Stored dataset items
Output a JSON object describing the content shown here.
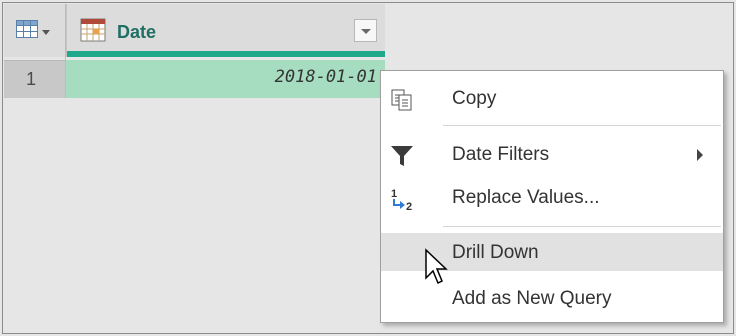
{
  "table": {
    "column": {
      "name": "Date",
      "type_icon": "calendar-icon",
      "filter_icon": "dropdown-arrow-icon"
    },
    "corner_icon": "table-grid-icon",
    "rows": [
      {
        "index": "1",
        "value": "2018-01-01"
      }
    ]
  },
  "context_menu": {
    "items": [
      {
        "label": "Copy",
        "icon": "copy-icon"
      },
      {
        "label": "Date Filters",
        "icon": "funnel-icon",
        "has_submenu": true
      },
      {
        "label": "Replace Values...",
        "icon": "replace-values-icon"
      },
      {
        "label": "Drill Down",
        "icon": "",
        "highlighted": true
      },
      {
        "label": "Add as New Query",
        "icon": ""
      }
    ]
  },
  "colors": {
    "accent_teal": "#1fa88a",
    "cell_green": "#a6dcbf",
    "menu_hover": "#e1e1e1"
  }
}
--
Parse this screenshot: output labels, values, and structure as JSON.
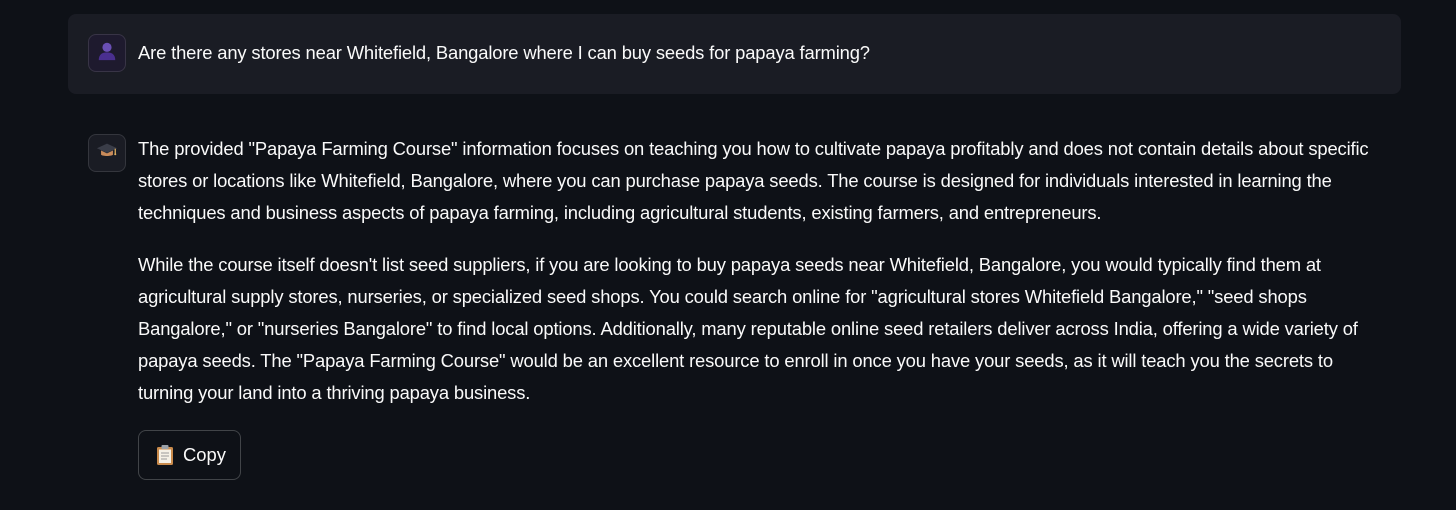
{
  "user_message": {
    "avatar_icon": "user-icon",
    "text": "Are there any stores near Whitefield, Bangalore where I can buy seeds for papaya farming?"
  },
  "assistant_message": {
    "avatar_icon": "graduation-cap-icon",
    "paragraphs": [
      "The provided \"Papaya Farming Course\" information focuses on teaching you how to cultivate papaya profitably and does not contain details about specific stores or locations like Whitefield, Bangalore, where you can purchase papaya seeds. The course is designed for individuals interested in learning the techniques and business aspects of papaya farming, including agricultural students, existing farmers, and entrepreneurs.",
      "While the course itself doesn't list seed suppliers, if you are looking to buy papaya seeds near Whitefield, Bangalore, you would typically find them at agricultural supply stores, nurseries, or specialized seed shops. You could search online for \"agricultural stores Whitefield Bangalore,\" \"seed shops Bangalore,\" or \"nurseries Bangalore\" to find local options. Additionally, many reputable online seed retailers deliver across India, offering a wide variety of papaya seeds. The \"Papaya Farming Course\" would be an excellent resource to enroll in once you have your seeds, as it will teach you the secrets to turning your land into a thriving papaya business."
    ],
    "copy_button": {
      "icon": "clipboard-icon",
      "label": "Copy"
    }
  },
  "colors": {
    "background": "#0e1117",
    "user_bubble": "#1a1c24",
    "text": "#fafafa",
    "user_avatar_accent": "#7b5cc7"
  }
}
--
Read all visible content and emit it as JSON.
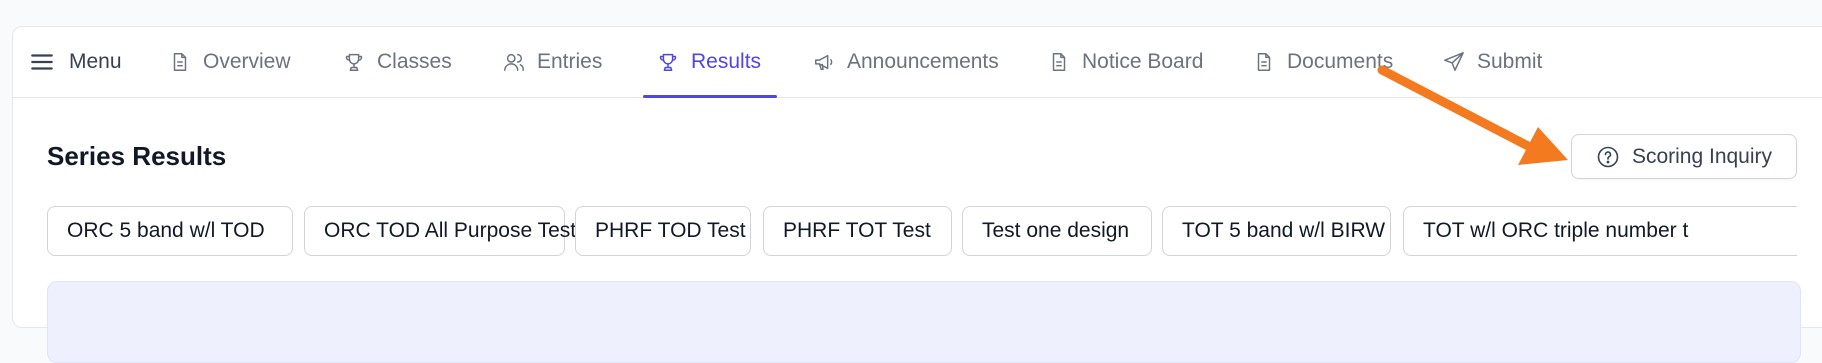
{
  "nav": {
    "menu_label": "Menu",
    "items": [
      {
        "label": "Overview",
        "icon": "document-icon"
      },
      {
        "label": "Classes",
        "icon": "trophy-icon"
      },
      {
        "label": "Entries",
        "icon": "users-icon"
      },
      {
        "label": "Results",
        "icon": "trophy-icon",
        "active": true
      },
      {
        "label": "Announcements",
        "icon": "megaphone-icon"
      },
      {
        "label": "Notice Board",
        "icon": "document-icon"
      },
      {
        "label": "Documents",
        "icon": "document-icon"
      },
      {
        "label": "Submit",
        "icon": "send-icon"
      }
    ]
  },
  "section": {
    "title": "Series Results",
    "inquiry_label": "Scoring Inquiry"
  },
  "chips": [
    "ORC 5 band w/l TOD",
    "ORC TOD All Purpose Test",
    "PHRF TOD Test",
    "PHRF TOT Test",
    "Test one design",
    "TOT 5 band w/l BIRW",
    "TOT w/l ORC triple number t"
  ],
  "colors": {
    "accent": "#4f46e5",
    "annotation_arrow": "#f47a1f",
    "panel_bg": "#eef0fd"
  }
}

Given problem: Which lines hold the word "where"? Copy each of them from the records.

Answer to this task:
    "text": "Are there any stores near Whitefield, Bangalore where I can buy seeds for papaya farming?"
      "The provided \"Papaya Farming Course\" information focuses on teaching you how to cultivate papaya profitably and does not contain details about specific stores or locations like Whitefield, Bangalore, where you can purchase papaya seeds. The course is designed for individuals interested in learning the techniques and business aspects of papaya farming, including agricultural students, existing farmers, and entrepreneurs.",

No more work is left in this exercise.